> [THE REQUEST]
What you return should match every record exactly, with the images removed.

━━ MATERIAL ━━

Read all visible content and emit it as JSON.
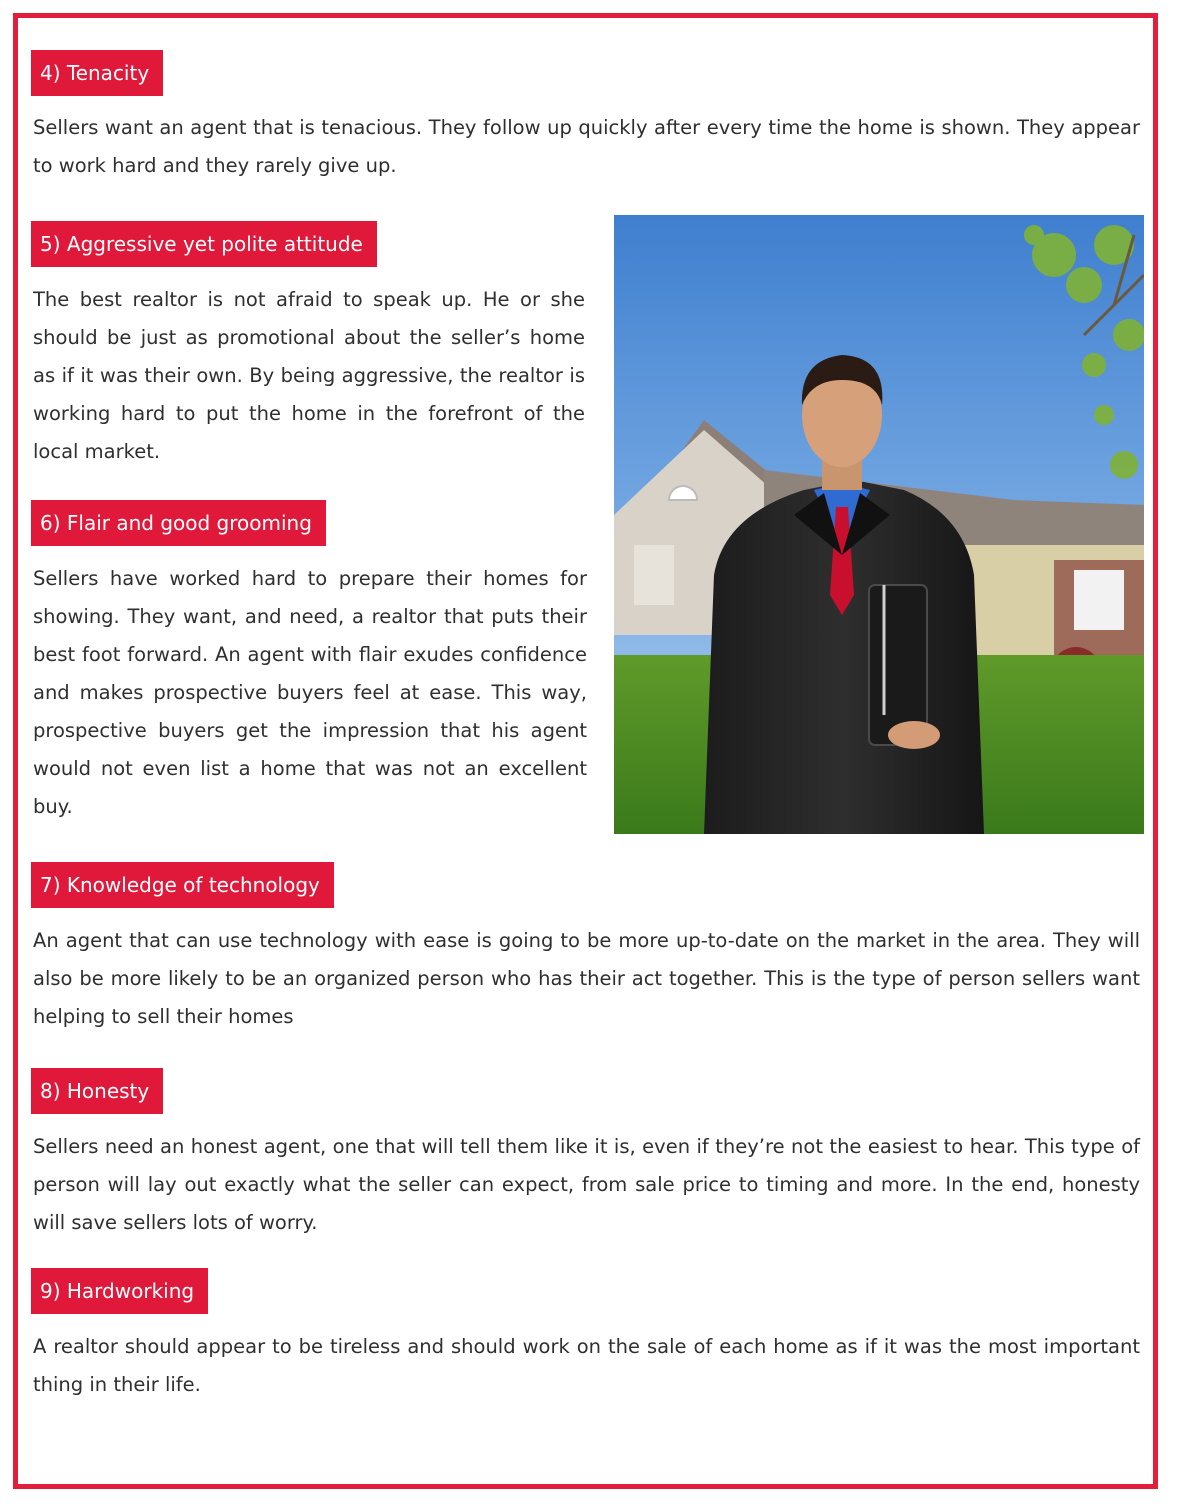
{
  "sections": [
    {
      "heading": "4)  Tenacity",
      "text": "Sellers want an agent that is tenacious. They follow up quickly after every time the home is shown. They appear to work hard and they rarely give up."
    },
    {
      "heading": "5)  Aggressive yet polite attitude",
      "text": "The best realtor is not afraid to speak up. He or she should be just as promotional about the seller’s home as if it was their own. By being aggressive, the realtor is working hard to put the home in the forefront of the local market."
    },
    {
      "heading": "6)  Flair and good grooming",
      "text": "Sellers have worked hard to prepare their homes for showing. They want, and need, a realtor that puts their best foot forward. An agent with flair exudes confidence and makes prospective buyers feel at ease. This way, prospective buyers get the impression that his agent would not even list a home that was not an excellent buy."
    },
    {
      "heading": "7)  Knowledge of technology",
      "text": "An agent that can use technology with ease is going to be more up-to-date on the market in the area. They will also be more likely to be an organized person who has their act together. This is the type of person sellers want helping to sell their homes"
    },
    {
      "heading": "8)  Honesty",
      "text": "Sellers need an honest agent, one that will tell them like it is, even if they’re not the easiest to hear. This type of person will lay out exactly what the seller can expect, from sale price to timing and more. In the end, honesty will save sellers lots of worry."
    },
    {
      "heading": "9)  Hardworking",
      "text": "A realtor should appear to be tireless and should work on the sale of each home as if it was the most important thing in their life."
    }
  ],
  "colors": {
    "accent": "#e0183a",
    "border": "#e21f3b",
    "text": "#2f2f2f"
  },
  "photo": {
    "subject": "realtor-in-suit-in-front-of-house-photo"
  }
}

━━━

> [RESULT OF THIS EXERCISE]
Read all visible content and emit it as JSON.
{
  "sections": [
    {
      "heading": "4)  Tenacity",
      "text": "Sellers want an agent that is tenacious. They follow up quickly after every time the home is shown. They appear to work hard and they rarely give up."
    },
    {
      "heading": "5)  Aggressive yet polite attitude",
      "text": "The best realtor is not afraid to speak up. He or she should be just as promotional about the seller’s home as if it was their own. By being aggressive, the realtor is working hard to put the home in the forefront of the local market."
    },
    {
      "heading": "6)  Flair and good grooming",
      "text": "Sellers have worked hard to prepare their homes for showing. They want, and need, a realtor that puts their best foot forward. An agent with flair exudes confidence and makes prospective buyers feel at ease. This way, prospective buyers get the impression that his agent would not even list a home that was not an excellent buy."
    },
    {
      "heading": "7)  Knowledge of technology",
      "text": "An agent that can use technology with ease is going to be more up-to-date on the market in the area. They will also be more likely to be an organized person who has their act together. This is the type of person sellers want helping to sell their homes"
    },
    {
      "heading": "8)  Honesty",
      "text": "Sellers need an honest agent, one that will tell them like it is, even if they’re not the easiest to hear. This type of person will lay out exactly what the seller can expect, from sale price to timing and more. In the end, honesty will save sellers lots of worry."
    },
    {
      "heading": "9)  Hardworking",
      "text": "A realtor should appear to be tireless and should work on the sale of each home as if it was the most important thing in their life."
    }
  ],
  "colors": {
    "accent": "#e0183a",
    "border": "#e21f3b",
    "text": "#2f2f2f"
  },
  "photo": {
    "subject": "realtor-in-suit-in-front-of-house-photo"
  }
}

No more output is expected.